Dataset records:
········
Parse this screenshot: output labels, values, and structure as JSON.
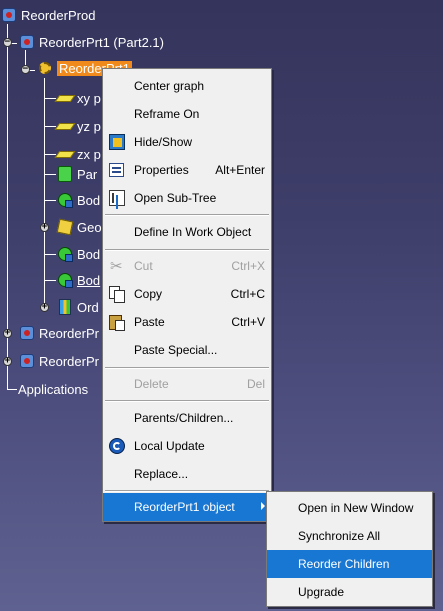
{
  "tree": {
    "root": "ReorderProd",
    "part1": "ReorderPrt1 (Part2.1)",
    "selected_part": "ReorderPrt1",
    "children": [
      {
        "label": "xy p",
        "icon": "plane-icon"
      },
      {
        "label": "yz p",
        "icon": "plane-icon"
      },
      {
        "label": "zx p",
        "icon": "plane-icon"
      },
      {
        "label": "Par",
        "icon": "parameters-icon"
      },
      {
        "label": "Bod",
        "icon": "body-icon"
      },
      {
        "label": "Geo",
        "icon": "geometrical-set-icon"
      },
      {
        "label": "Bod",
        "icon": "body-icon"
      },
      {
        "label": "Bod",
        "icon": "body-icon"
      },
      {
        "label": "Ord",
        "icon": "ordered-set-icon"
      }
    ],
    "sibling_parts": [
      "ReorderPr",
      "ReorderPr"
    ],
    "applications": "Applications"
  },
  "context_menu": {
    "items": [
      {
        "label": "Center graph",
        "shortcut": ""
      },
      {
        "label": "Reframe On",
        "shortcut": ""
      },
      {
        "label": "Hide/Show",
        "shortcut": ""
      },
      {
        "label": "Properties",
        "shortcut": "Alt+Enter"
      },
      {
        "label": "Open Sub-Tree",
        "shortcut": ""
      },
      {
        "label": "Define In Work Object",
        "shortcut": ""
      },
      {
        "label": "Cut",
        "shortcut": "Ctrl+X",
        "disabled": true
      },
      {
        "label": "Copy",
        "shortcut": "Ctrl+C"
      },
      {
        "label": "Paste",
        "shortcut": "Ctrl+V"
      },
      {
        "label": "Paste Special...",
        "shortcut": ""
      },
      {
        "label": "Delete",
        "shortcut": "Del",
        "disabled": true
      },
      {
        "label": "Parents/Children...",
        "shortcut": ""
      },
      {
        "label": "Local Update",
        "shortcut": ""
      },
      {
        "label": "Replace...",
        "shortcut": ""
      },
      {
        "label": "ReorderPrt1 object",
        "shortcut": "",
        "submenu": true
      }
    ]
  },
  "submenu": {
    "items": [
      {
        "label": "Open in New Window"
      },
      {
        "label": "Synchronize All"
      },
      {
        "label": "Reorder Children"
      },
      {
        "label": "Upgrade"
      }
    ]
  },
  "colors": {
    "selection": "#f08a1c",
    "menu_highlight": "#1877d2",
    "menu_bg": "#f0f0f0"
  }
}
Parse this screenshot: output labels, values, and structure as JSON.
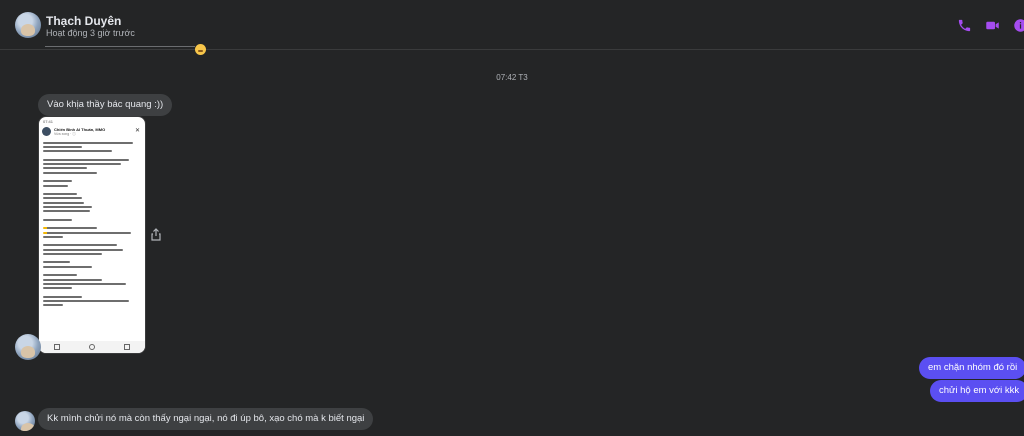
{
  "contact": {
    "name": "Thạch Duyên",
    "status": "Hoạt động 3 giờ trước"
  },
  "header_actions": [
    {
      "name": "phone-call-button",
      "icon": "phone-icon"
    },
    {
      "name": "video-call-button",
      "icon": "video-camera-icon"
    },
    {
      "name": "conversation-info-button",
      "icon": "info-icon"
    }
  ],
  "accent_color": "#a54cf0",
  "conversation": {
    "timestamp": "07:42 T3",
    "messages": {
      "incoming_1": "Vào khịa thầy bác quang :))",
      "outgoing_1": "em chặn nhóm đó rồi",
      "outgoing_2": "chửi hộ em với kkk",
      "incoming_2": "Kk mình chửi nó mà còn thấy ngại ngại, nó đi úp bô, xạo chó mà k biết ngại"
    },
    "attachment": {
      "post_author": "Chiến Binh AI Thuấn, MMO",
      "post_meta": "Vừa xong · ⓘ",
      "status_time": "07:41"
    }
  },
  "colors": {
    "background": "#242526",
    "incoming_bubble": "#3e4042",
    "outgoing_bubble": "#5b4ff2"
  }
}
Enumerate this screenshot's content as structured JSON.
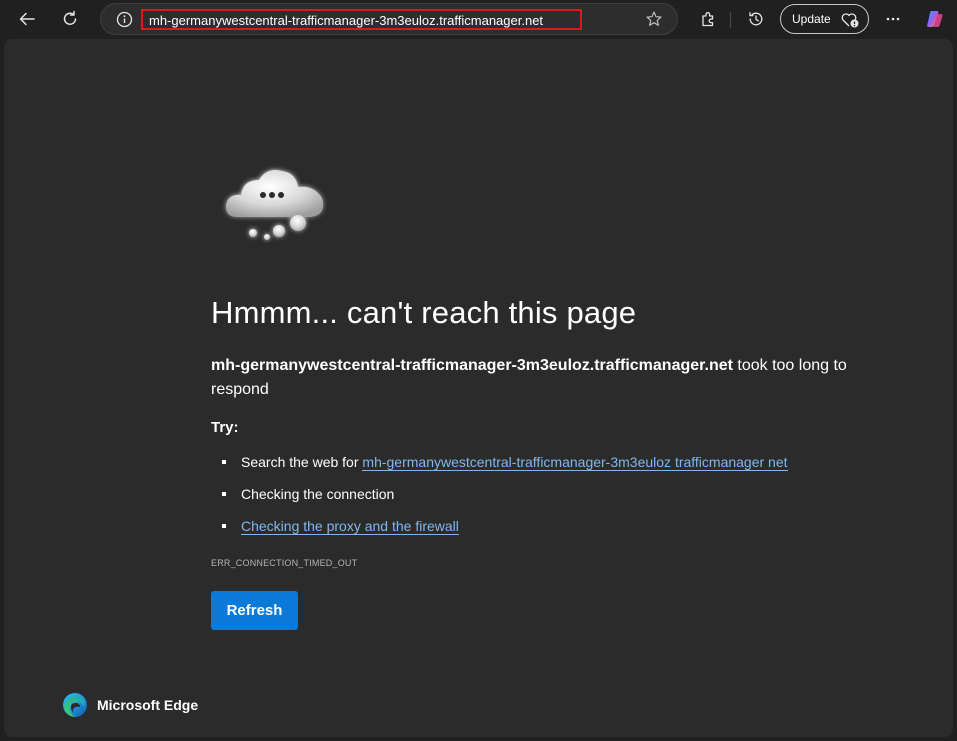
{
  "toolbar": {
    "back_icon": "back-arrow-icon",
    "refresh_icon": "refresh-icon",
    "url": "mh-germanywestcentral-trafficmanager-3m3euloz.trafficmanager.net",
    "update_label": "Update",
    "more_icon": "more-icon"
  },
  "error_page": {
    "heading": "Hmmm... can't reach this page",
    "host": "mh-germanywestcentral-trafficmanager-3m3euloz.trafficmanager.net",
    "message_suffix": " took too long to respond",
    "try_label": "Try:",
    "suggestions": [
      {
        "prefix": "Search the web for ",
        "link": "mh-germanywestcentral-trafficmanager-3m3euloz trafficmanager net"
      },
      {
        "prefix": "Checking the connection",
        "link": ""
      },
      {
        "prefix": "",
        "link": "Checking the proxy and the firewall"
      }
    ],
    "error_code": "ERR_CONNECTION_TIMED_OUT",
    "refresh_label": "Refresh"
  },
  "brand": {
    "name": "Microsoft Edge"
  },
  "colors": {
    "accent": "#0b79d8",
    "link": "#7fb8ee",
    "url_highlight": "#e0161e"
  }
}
········
Task description -> Output the data above without changes, apart from leaving out the pictures.

Worked solution ->
Parse this screenshot: output labels, values, and structure as JSON.
{
  "tree": {
    "root": "ReorderProd",
    "part1": "ReorderPrt1 (Part2.1)",
    "selected_part": "ReorderPrt1",
    "children": [
      {
        "label": "xy p",
        "icon": "plane-icon"
      },
      {
        "label": "yz p",
        "icon": "plane-icon"
      },
      {
        "label": "zx p",
        "icon": "plane-icon"
      },
      {
        "label": "Par",
        "icon": "parameters-icon"
      },
      {
        "label": "Bod",
        "icon": "body-icon"
      },
      {
        "label": "Geo",
        "icon": "geometrical-set-icon"
      },
      {
        "label": "Bod",
        "icon": "body-icon"
      },
      {
        "label": "Bod",
        "icon": "body-icon"
      },
      {
        "label": "Ord",
        "icon": "ordered-set-icon"
      }
    ],
    "sibling_parts": [
      "ReorderPr",
      "ReorderPr"
    ],
    "applications": "Applications"
  },
  "context_menu": {
    "items": [
      {
        "label": "Center graph",
        "shortcut": ""
      },
      {
        "label": "Reframe On",
        "shortcut": ""
      },
      {
        "label": "Hide/Show",
        "shortcut": ""
      },
      {
        "label": "Properties",
        "shortcut": "Alt+Enter"
      },
      {
        "label": "Open Sub-Tree",
        "shortcut": ""
      },
      {
        "label": "Define In Work Object",
        "shortcut": ""
      },
      {
        "label": "Cut",
        "shortcut": "Ctrl+X",
        "disabled": true
      },
      {
        "label": "Copy",
        "shortcut": "Ctrl+C"
      },
      {
        "label": "Paste",
        "shortcut": "Ctrl+V"
      },
      {
        "label": "Paste Special...",
        "shortcut": ""
      },
      {
        "label": "Delete",
        "shortcut": "Del",
        "disabled": true
      },
      {
        "label": "Parents/Children...",
        "shortcut": ""
      },
      {
        "label": "Local Update",
        "shortcut": ""
      },
      {
        "label": "Replace...",
        "shortcut": ""
      },
      {
        "label": "ReorderPrt1 object",
        "shortcut": "",
        "submenu": true
      }
    ]
  },
  "submenu": {
    "items": [
      {
        "label": "Open in New Window"
      },
      {
        "label": "Synchronize All"
      },
      {
        "label": "Reorder Children"
      },
      {
        "label": "Upgrade"
      }
    ]
  },
  "colors": {
    "selection": "#f08a1c",
    "menu_highlight": "#1877d2",
    "menu_bg": "#f0f0f0"
  }
}
Parse this screenshot: output labels, values, and structure as JSON.
{
  "contact": {
    "name": "Thạch Duyên",
    "status": "Hoạt động 3 giờ trước"
  },
  "header_actions": [
    {
      "name": "phone-call-button",
      "icon": "phone-icon"
    },
    {
      "name": "video-call-button",
      "icon": "video-camera-icon"
    },
    {
      "name": "conversation-info-button",
      "icon": "info-icon"
    }
  ],
  "accent_color": "#a54cf0",
  "conversation": {
    "timestamp": "07:42 T3",
    "messages": {
      "incoming_1": "Vào khịa thầy bác quang :))",
      "outgoing_1": "em chặn nhóm đó rồi",
      "outgoing_2": "chửi hộ em với kkk",
      "incoming_2": "Kk mình chửi nó mà còn thấy ngại ngại, nó đi úp bô, xạo chó mà k biết ngại"
    },
    "attachment": {
      "post_author": "Chiến Binh AI Thuấn, MMO",
      "post_meta": "Vừa xong · ⓘ",
      "status_time": "07:41"
    }
  },
  "colors": {
    "background": "#242526",
    "incoming_bubble": "#3e4042",
    "outgoing_bubble": "#5b4ff2"
  }
}
Enumerate this screenshot's content as structured JSON.
{
  "toolbar": {
    "back_icon": "back-arrow-icon",
    "refresh_icon": "refresh-icon",
    "url": "mh-germanywestcentral-trafficmanager-3m3euloz.trafficmanager.net",
    "update_label": "Update",
    "more_icon": "more-icon"
  },
  "error_page": {
    "heading": "Hmmm... can't reach this page",
    "host": "mh-germanywestcentral-trafficmanager-3m3euloz.trafficmanager.net",
    "message_suffix": " took too long to respond",
    "try_label": "Try:",
    "suggestions": [
      {
        "prefix": "Search the web for ",
        "link": "mh-germanywestcentral-trafficmanager-3m3euloz trafficmanager net"
      },
      {
        "prefix": "Checking the connection",
        "link": ""
      },
      {
        "prefix": "",
        "link": "Checking the proxy and the firewall"
      }
    ],
    "error_code": "ERR_CONNECTION_TIMED_OUT",
    "refresh_label": "Refresh"
  },
  "brand": {
    "name": "Microsoft Edge"
  },
  "colors": {
    "accent": "#0b79d8",
    "link": "#7fb8ee",
    "url_highlight": "#e0161e"
  }
}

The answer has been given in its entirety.